From the records below, pull each line that has "JSON".

[Data entries for graphics]

[start]

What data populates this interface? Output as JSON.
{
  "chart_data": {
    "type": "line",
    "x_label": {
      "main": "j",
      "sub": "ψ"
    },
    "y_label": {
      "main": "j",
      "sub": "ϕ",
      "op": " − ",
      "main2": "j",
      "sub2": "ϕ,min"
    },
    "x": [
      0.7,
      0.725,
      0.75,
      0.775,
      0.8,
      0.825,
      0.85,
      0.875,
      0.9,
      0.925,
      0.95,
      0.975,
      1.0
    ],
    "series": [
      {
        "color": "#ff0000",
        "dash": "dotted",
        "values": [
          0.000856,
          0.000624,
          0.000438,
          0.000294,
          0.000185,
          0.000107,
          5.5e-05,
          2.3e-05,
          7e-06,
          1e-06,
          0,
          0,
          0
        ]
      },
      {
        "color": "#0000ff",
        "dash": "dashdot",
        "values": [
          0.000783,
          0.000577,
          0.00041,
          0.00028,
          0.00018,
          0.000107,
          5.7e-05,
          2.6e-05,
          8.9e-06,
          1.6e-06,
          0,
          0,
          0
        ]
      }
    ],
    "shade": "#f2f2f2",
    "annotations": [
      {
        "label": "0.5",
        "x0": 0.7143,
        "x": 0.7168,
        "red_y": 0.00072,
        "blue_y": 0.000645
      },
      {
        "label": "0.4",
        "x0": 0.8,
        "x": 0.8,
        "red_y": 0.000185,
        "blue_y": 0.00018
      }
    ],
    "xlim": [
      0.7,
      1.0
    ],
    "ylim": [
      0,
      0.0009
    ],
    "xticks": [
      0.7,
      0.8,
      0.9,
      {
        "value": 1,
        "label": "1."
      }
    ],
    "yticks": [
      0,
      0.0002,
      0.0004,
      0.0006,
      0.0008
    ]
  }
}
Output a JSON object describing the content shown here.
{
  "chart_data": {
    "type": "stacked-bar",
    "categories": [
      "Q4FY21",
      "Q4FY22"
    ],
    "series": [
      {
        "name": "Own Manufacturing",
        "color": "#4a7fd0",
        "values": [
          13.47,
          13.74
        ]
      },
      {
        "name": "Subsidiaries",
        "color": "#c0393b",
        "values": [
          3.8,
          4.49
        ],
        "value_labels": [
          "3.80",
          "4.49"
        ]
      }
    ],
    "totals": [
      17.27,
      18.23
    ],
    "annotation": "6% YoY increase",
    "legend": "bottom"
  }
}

[end]

◆ Final result:
What data populates this interface? Output as JSON.
Output a JSON object describing the content shown here.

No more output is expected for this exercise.